**Excerpt:**
— BEGIN —

Actually, I’m not in too bad a mood but feel like I have a ton to cover, especially having missed a week, so in addition to lots of reviews, I wanted to talk a little about the new Diamond PREVIEWS--at least as it pertains to one of the “Big Four” publishers (and yes, this is not the case anymore since Tokyopop and Viz have becomes such huge forces in English-language comics publishing), Dark Horse Comics. I’ll look at the others in coming weeks.
Dark Horse Comics is a true survivor in the industry and, like Fantagraphics, finances their riskier and more artistic works from the revenues of genre work of a broader appeal. In Fantagraphics’ case, the genre is porn, but with DH it’s licensed properties like STAR WARS, BUFFY THE VAMPIRE SLAYER and ALIENS, as well as an ever-increasing array of t-shirts and collectibles from toys to lunchboxes to journals and stationery. Let’s take a look through this month’s solicitations to see what it says about what the company’s doing right, and doing wrong.
First of all, Dark Horse has the best-designed section of the Big Four, with plenty of art and generally effective copy. The first few pages are devoted to books in the new Rocket Comics imprint, and unfortunately, it’s a solid bet that GALACTIC, GO BOY 7, HELL and SYN will die quiet deaths within a year, give or take. The titles seem mostly to be an unconvincing and uninspired mix of second-tier 2000 A.D. concepts and ugly Amerimanga art stylings. LONE is easily the most 2000 A.D.-ish book, sounding a lot like MISSIONARY MAN, but I admit to having one of those Randy Landeresque “soft spots” for the apocalyptic wanderer story, rather than the pirate/monkey/spy/zombie/ninja comic.
One of the most interesting developments from Dark Horse this year has been the creation of a horror line, edited by longtime HELLBOY editor Scott Allie, and with that book and its spinoffs as the tentpole around which he and the company want a whole movement and new or additional reader impression of what Dark Horse offers.

— END —

**Data records:**

— BEGIN —

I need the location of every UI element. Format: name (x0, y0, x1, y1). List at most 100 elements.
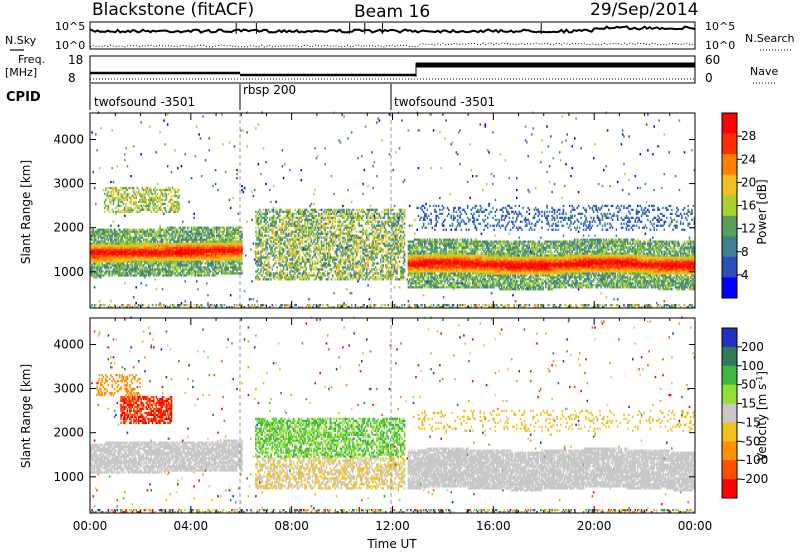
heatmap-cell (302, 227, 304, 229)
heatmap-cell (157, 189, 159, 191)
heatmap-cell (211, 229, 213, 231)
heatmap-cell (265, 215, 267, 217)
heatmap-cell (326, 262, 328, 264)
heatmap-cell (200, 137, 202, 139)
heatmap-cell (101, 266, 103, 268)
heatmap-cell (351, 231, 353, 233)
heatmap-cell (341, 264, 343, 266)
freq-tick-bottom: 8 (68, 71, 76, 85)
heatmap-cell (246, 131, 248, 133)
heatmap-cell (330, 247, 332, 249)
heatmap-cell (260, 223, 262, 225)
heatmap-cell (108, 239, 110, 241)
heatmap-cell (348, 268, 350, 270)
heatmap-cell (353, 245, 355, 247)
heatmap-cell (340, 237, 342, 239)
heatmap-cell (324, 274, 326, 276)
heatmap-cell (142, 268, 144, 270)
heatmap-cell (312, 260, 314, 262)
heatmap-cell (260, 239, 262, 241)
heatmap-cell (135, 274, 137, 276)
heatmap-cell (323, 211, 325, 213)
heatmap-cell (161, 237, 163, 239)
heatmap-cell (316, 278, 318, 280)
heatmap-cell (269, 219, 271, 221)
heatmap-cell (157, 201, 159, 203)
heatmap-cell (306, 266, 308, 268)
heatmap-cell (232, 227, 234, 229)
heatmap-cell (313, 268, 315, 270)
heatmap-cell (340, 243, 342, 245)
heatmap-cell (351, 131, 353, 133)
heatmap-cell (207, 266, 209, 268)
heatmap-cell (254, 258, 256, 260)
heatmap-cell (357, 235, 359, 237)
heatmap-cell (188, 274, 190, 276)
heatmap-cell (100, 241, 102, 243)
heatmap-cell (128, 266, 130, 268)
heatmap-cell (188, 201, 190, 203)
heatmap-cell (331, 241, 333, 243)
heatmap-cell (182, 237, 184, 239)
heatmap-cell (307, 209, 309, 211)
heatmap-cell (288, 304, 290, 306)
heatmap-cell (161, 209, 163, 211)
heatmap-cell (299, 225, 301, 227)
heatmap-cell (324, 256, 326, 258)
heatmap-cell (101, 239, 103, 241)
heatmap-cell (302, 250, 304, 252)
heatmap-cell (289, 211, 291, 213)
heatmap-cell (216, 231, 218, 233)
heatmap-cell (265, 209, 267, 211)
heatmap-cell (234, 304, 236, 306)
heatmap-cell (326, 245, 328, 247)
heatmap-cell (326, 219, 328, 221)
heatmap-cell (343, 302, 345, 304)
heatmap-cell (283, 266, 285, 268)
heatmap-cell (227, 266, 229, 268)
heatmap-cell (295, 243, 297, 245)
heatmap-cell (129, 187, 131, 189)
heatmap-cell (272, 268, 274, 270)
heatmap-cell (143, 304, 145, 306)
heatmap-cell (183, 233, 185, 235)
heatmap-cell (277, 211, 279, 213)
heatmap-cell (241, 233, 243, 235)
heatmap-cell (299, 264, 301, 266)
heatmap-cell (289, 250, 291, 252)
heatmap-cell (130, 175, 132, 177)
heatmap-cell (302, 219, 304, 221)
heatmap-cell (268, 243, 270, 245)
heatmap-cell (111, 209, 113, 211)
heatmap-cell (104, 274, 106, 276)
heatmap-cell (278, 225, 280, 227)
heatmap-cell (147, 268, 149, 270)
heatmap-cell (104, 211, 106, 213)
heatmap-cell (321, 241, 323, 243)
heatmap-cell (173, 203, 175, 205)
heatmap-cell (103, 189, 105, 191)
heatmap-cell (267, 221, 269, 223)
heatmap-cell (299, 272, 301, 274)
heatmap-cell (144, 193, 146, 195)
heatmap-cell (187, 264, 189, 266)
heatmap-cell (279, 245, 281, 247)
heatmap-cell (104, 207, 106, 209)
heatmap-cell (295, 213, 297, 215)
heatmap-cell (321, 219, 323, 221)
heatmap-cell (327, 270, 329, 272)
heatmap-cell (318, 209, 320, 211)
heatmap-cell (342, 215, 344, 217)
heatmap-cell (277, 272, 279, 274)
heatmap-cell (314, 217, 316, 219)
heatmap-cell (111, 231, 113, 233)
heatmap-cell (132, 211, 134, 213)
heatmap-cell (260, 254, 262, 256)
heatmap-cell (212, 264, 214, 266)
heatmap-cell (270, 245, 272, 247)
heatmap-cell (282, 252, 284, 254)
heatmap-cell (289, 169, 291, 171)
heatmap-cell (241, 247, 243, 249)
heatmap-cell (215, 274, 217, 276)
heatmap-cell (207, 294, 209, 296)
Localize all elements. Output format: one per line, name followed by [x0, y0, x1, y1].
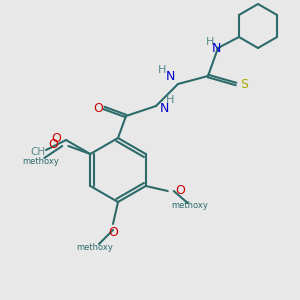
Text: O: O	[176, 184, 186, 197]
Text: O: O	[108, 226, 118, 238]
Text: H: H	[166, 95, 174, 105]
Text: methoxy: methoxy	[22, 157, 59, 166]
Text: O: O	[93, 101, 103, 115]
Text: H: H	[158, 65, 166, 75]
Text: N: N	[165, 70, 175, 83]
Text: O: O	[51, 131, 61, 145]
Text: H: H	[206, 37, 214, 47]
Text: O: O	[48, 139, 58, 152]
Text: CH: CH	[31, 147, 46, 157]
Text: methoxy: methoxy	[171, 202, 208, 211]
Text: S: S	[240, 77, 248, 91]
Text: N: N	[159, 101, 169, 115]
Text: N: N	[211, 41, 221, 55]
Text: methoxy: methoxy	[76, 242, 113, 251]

— END —

**Objective:** Pick up the piece on Dark Horse Comics' PREVIEWS solicitations after its last sentence and keep writing it.

**Exercise result:**
And, as new imprints go, the results have been better than average. The HELLBOY one-shots and miniseries have been enjoyable so far, and more B.P.R.D. stuff looking promising. The Steve Niles/Ben Templesmith CRIMINAL MACABRE has been light but good fun, and, well, let’s talk about Eric Powell’s THE GOON in a review:
DRAWING ON YOUR NIGHTMARES curiously got the cover of PREVIEWS, and I say curiously just because it’s merely a 32 page one-shot, three probably simple but fun stories by the likes of Steve Niles and Ben Templesmith, Eric Powell, and Brett Matthews and Sean Phillips. The Cal McDonald and Goon stories, if you skip this one-shot, would quite likely end up in future trade paperbacks of these respective series, I imagine. But I also like Sean Phillips a lot, so this looks like a good call.
THE DEVIL’S FOOTPRINTS TPB solicit sports a nice blurb from Alan Moore, but I think Al may have been possessed by Glycon at the time, because despite my feeling that Scott Allie really did have a story to tell here, he just wasn’t able to effectively play it out across just four issues. It’s a lot of scenes of people looking at each other and making cryptic comments, and then in the last issue there’s some demonic action, but no reason to care. The Paul Lee/Brian Horton art is nice for another book but too plain for this story once it comes to the supposedly “fiery climax”. This team would instead work really well filling in on GOTHAM CENTRAL or maybe that new CPA ALL-STARS miniseries where the heroes have to perform internal audits on their souls and balance their own mental books before…where was I? Dark Horse? Okay.
Allie does just fine editing HELLBOY: WEIRD TALES, though, which I’m mildly surprised to see making it to a fifth issue. I just figured on four, but great, though I’m not so excited by the thought of Ron Marz and Jim Starlin doing Hellboy. J.H. Williams III and Scott Morse should both be interesting, though. Allie and writer Fabian Nicieza should be ashamed of the ridiculous copout ending of THE BLACKBURNE COVENANT, though.
Basically, instead of actually destroying this evil, age-old cabal, our hero…writes a sequel to his best-selling novel! That’ll teach ‘em! Still, this was a more successful mini than FOOTPRINTS.
THE CHRONICLES OF CONAN VOL. 2 is something I’ve talked about before, advising folks that Barry Windsor-Smith (the main reason anyone would want these volumes) is apparently getting nothing out of the deal, which reprints the old Conan stories he drew from Roy Thomas scripts. I’ll admit, though, I am curious to see the quality of reproduction and the recoloring, and since it also boasts “text corrections”, I’m wondering if Thomas was involved. These are fun stories, though.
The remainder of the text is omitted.